What the task asks. One number, and no other words, should make up the answer: how many lines of the listing contain the string "control".

Extracted entries.
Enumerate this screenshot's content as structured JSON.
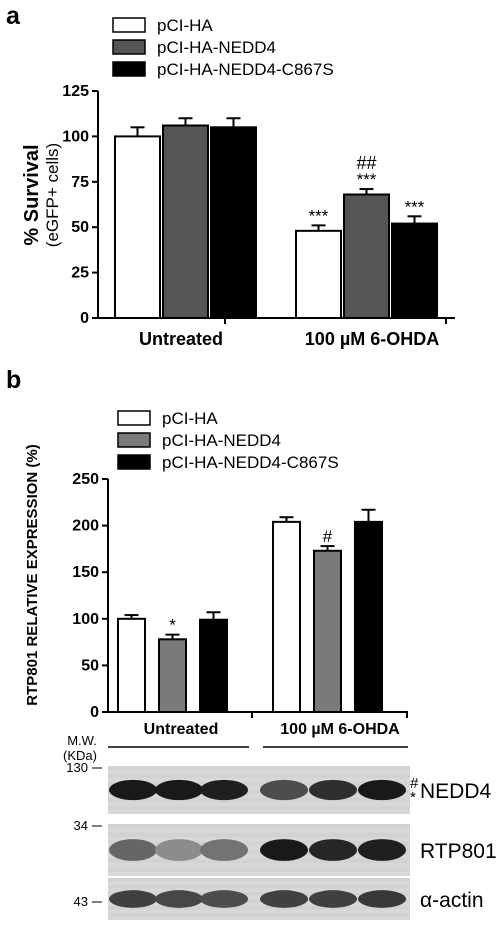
{
  "panel_a_label": "a",
  "panel_b_label": "b",
  "colors": {
    "white": "#ffffff",
    "gray": "#555555",
    "black": "#000000",
    "gray_b": "#7a7a7a"
  },
  "chart_data": [
    {
      "type": "bar",
      "panel": "a",
      "title": "",
      "ylabel": "% Survival",
      "ylabel_sub": "(eGFP+ cells)",
      "ylim": [
        0,
        125
      ],
      "yticks": [
        "0",
        "25",
        "50",
        "75",
        "100",
        "125"
      ],
      "categories": [
        "Untreated",
        "100 µM 6-OHDA"
      ],
      "legend_position": "top-left",
      "series": [
        {
          "name": "pCI-HA",
          "values": [
            100,
            48
          ],
          "errors": [
            5,
            3
          ],
          "color": "#ffffff",
          "annotations": [
            "",
            "***"
          ]
        },
        {
          "name": "pCI-HA-NEDD4",
          "values": [
            106,
            68
          ],
          "errors": [
            4,
            3
          ],
          "color": "#555555",
          "annotations": [
            "",
            "***"
          ],
          "annotations_top": [
            "",
            "##"
          ]
        },
        {
          "name": "pCI-HA-NEDD4-C867S",
          "values": [
            105,
            52
          ],
          "errors": [
            5,
            4
          ],
          "color": "#000000",
          "annotations": [
            "",
            "***"
          ]
        }
      ]
    },
    {
      "type": "bar",
      "panel": "b",
      "title": "",
      "ylabel": "RTP801 RELATIVE EXPRESSION (%)",
      "ylim": [
        0,
        250
      ],
      "yticks": [
        "0",
        "50",
        "100",
        "150",
        "200",
        "250"
      ],
      "categories": [
        "Untreated",
        "100 µM 6-OHDA"
      ],
      "legend_position": "top-left",
      "series": [
        {
          "name": "pCI-HA",
          "values": [
            100,
            204
          ],
          "errors": [
            4,
            5
          ],
          "color": "#ffffff",
          "annotations": [
            "",
            ""
          ]
        },
        {
          "name": "pCI-HA-NEDD4",
          "values": [
            78,
            173
          ],
          "errors": [
            5,
            5
          ],
          "color": "#7a7a7a",
          "annotations": [
            "*",
            "#"
          ]
        },
        {
          "name": "pCI-HA-NEDD4-C867S",
          "values": [
            99,
            204
          ],
          "errors": [
            8,
            13
          ],
          "color": "#000000",
          "annotations": [
            "",
            ""
          ]
        }
      ]
    }
  ],
  "blots": {
    "mw_label": "M.W.",
    "mw_unit": "(KDa)",
    "group_labels": [
      "Untreated",
      "100 µM 6-OHDA"
    ],
    "rows": [
      {
        "name": "NEDD4",
        "marker": "#",
        "marker2": "*",
        "mw": "130",
        "intensity": [
          0.9,
          0.9,
          0.88,
          0.7,
          0.82,
          0.9
        ]
      },
      {
        "name": "RTP801",
        "marker": "",
        "marker2": "",
        "mw": "34",
        "intensity": [
          0.6,
          0.45,
          0.55,
          0.9,
          0.85,
          0.88
        ]
      },
      {
        "name": "α-actin",
        "marker": "",
        "marker2": "",
        "mw": "43",
        "intensity": [
          0.75,
          0.72,
          0.7,
          0.75,
          0.75,
          0.78
        ]
      }
    ]
  }
}
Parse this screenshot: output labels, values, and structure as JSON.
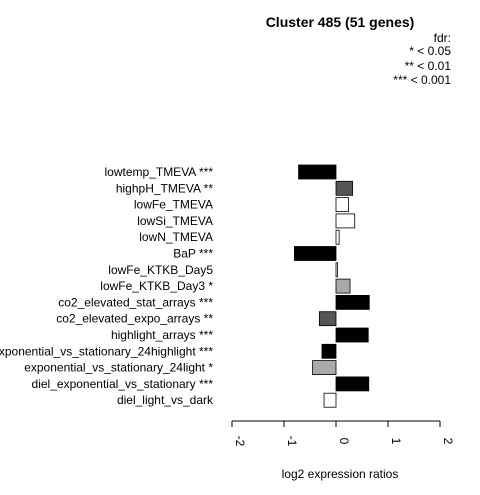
{
  "chart_data": {
    "type": "bar",
    "orientation": "horizontal",
    "title": "Cluster 485 (51 genes)",
    "xlabel": "log2 expression ratios",
    "xlim": [
      -2,
      2
    ],
    "x_ticks": [
      "-2",
      "-1",
      "0",
      "1",
      "2"
    ],
    "legend": {
      "title": "fdr:",
      "entries": [
        "* < 0.05",
        "** < 0.01",
        "*** < 0.001"
      ]
    },
    "categories": [
      "lowtemp_TMEVA ***",
      "highpH_TMEVA **",
      "lowFe_TMEVA",
      "lowSi_TMEVA",
      "lowN_TMEVA",
      "BaP ***",
      "lowFe_KTKB_Day5",
      "lowFe_KTKB_Day3 *",
      "co2_elevated_stat_arrays ***",
      "co2_elevated_expo_arrays **",
      "highlight_arrays ***",
      "exponential_vs_stationary_24highlight ***",
      "exponential_vs_stationary_24light *",
      "diel_exponential_vs_stationary ***",
      "diel_light_vs_dark"
    ],
    "values": [
      -0.72,
      0.32,
      0.24,
      0.36,
      0.06,
      -0.8,
      0.03,
      0.27,
      0.64,
      -0.32,
      0.62,
      -0.27,
      -0.45,
      0.63,
      -0.23
    ],
    "colors": [
      "#000000",
      "#555555",
      "#ffffff",
      "#ffffff",
      "#ffffff",
      "#000000",
      "#ffffff",
      "#aaaaaa",
      "#000000",
      "#555555",
      "#000000",
      "#000000",
      "#aaaaaa",
      "#000000",
      "#ffffff"
    ]
  }
}
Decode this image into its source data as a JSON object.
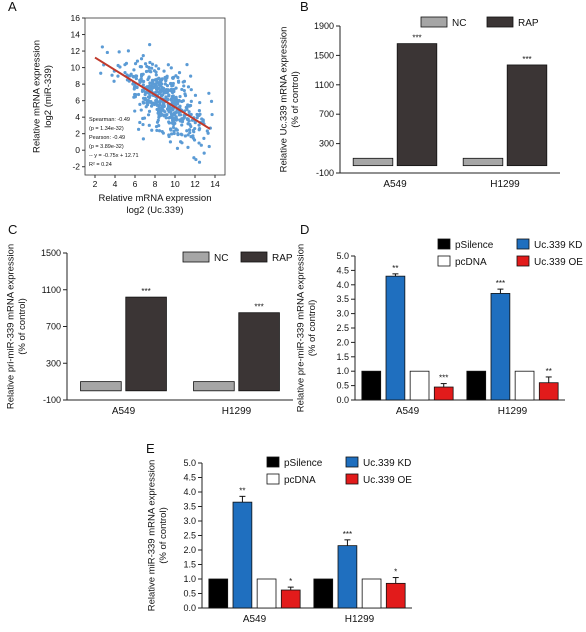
{
  "chart_data": [
    {
      "panel": "A",
      "type": "scatter",
      "xlabel": "Relative mRNA expression\nlog2 (Uc.339)",
      "ylabel": "Relative mRNA expression\nlog2 (miR-339)",
      "xlim": [
        1,
        15
      ],
      "ylim": [
        -3,
        16
      ],
      "xticks": [
        2,
        4,
        6,
        8,
        10,
        12,
        14
      ],
      "yticks": [
        -2,
        0,
        2,
        4,
        6,
        8,
        10,
        12,
        14,
        16
      ],
      "annotations": [
        "Spearman: -0.49",
        "(p = 1.34e-32)",
        "Pearson: -0.49",
        "(p = 3.89e-32)",
        "-- y = -0.75x + 12.71",
        "R² = 0.24"
      ],
      "regression": {
        "slope": -0.75,
        "intercept": 12.71,
        "x_range": [
          2,
          13.5
        ]
      },
      "colors": {
        "points": "#5b9bd5",
        "line": "#c0392b"
      }
    },
    {
      "panel": "B",
      "type": "bar",
      "ylabel": "Relative Uc.339 mRNA expression\n(% of control)",
      "categories": [
        "A549",
        "H1299"
      ],
      "series": [
        {
          "name": "NC",
          "values": [
            100,
            100
          ],
          "color": "#a6a6a6"
        },
        {
          "name": "RAP",
          "values": [
            1660,
            1370
          ],
          "color": "#3b3535"
        }
      ],
      "ylim": [
        -100,
        1900
      ],
      "yticks": [
        -100,
        300,
        700,
        1100,
        1500,
        1900
      ],
      "sig": [
        [
          "",
          "***"
        ],
        [
          "",
          "***"
        ]
      ]
    },
    {
      "panel": "C",
      "type": "bar",
      "ylabel": "Relative pri-miR-339 mRNA expression\n(% of control)",
      "categories": [
        "A549",
        "H1299"
      ],
      "series": [
        {
          "name": "NC",
          "values": [
            100,
            100
          ],
          "color": "#a6a6a6"
        },
        {
          "name": "RAP",
          "values": [
            1020,
            850
          ],
          "color": "#3b3535"
        }
      ],
      "ylim": [
        -100,
        1500
      ],
      "yticks": [
        -100,
        300,
        700,
        1100,
        1500
      ],
      "sig": [
        [
          "",
          "***"
        ],
        [
          "",
          "***"
        ]
      ]
    },
    {
      "panel": "D",
      "type": "bar",
      "ylabel": "Relative pre-miR-339 mRNA expression\n(% of control)",
      "categories": [
        "A549",
        "H1299"
      ],
      "series": [
        {
          "name": "pSilence",
          "values": [
            1.0,
            1.0
          ],
          "errors": [
            0,
            0
          ],
          "color": "#000000"
        },
        {
          "name": "Uc.339 KD",
          "values": [
            4.3,
            3.7
          ],
          "errors": [
            0.08,
            0.15
          ],
          "color": "#1f6fbf"
        },
        {
          "name": "pcDNA",
          "values": [
            1.0,
            1.0
          ],
          "errors": [
            0,
            0
          ],
          "color": "#ffffff"
        },
        {
          "name": "Uc.339 OE",
          "values": [
            0.45,
            0.6
          ],
          "errors": [
            0.12,
            0.2
          ],
          "color": "#e21b1b"
        }
      ],
      "ylim": [
        0,
        5.0
      ],
      "yticks": [
        0.0,
        0.5,
        1.0,
        1.5,
        2.0,
        2.5,
        3.0,
        3.5,
        4.0,
        4.5,
        5.0
      ],
      "sig": [
        [
          "",
          "**",
          "",
          "***"
        ],
        [
          "",
          "***",
          "",
          "**"
        ]
      ]
    },
    {
      "panel": "E",
      "type": "bar",
      "ylabel": "Relative miR-339 mRNA expression\n(% of control)",
      "categories": [
        "A549",
        "H1299"
      ],
      "series": [
        {
          "name": "pSilence",
          "values": [
            1.0,
            1.0
          ],
          "errors": [
            0,
            0
          ],
          "color": "#000000"
        },
        {
          "name": "Uc.339 KD",
          "values": [
            3.65,
            2.15
          ],
          "errors": [
            0.2,
            0.2
          ],
          "color": "#1f6fbf"
        },
        {
          "name": "pcDNA",
          "values": [
            1.0,
            1.0
          ],
          "errors": [
            0,
            0
          ],
          "color": "#ffffff"
        },
        {
          "name": "Uc.339 OE",
          "values": [
            0.62,
            0.85
          ],
          "errors": [
            0.1,
            0.2
          ],
          "color": "#e21b1b"
        }
      ],
      "ylim": [
        0,
        5.0
      ],
      "yticks": [
        0.0,
        0.5,
        1.0,
        1.5,
        2.0,
        2.5,
        3.0,
        3.5,
        4.0,
        4.5,
        5.0
      ],
      "sig": [
        [
          "",
          "**",
          "",
          "*"
        ],
        [
          "",
          "***",
          "",
          "*"
        ]
      ]
    }
  ]
}
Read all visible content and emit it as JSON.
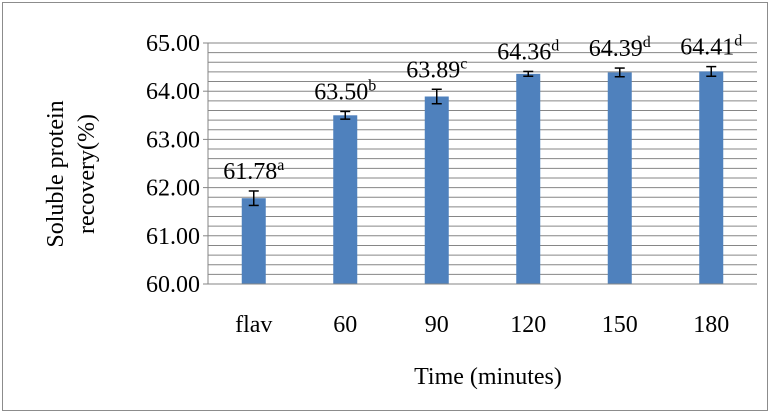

Result of this exercise. 4